Material to process:
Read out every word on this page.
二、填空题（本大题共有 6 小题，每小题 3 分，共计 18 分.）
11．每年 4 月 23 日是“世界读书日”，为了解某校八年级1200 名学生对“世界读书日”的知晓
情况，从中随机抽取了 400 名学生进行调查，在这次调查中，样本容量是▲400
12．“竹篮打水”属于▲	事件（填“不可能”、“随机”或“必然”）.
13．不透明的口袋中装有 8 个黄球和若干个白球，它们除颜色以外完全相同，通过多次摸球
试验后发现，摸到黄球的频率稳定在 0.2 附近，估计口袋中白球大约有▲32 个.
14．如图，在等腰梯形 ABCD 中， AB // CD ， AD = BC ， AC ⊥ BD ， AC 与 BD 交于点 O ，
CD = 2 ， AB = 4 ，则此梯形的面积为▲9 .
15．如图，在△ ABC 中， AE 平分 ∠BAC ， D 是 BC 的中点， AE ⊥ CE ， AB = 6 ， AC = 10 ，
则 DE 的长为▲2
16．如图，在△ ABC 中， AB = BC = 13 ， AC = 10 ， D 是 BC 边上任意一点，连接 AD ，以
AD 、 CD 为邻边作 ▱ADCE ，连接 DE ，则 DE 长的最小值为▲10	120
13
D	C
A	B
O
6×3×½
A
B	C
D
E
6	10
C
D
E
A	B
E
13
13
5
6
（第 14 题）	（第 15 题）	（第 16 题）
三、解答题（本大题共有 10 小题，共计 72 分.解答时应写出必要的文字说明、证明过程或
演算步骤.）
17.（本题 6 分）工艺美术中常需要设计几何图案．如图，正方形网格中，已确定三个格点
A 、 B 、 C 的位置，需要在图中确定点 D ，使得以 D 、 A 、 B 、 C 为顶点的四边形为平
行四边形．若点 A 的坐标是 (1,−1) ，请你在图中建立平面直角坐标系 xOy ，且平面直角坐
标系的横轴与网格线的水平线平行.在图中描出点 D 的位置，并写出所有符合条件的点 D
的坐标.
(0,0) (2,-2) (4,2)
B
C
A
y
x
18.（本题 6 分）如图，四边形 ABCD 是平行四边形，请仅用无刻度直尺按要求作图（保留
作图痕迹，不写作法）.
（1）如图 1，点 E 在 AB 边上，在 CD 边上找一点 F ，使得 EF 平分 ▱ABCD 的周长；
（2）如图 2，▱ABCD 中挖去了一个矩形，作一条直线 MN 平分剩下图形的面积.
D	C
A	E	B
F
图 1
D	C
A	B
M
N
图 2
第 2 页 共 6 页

What is asked: From the entries above, collect every line with the string "ABCD" in it.

Solution to the problem:
14．如图，在等腰梯形 ABCD 中， AB // CD ， AD = BC ， AC ⊥ BD ， AC 与 BD 交于点 O ，
18.（本题 6 分）如图，四边形 ABCD 是平行四边形，请仅用无刻度直尺按要求作图（保留
（1）如图 1，点 E 在 AB 边上，在 CD 边上找一点 F ，使得 EF 平分 ▱ABCD 的周长；
（2）如图 2，▱ABCD 中挖去了一个矩形，作一条直线 MN 平分剩下图形的面积.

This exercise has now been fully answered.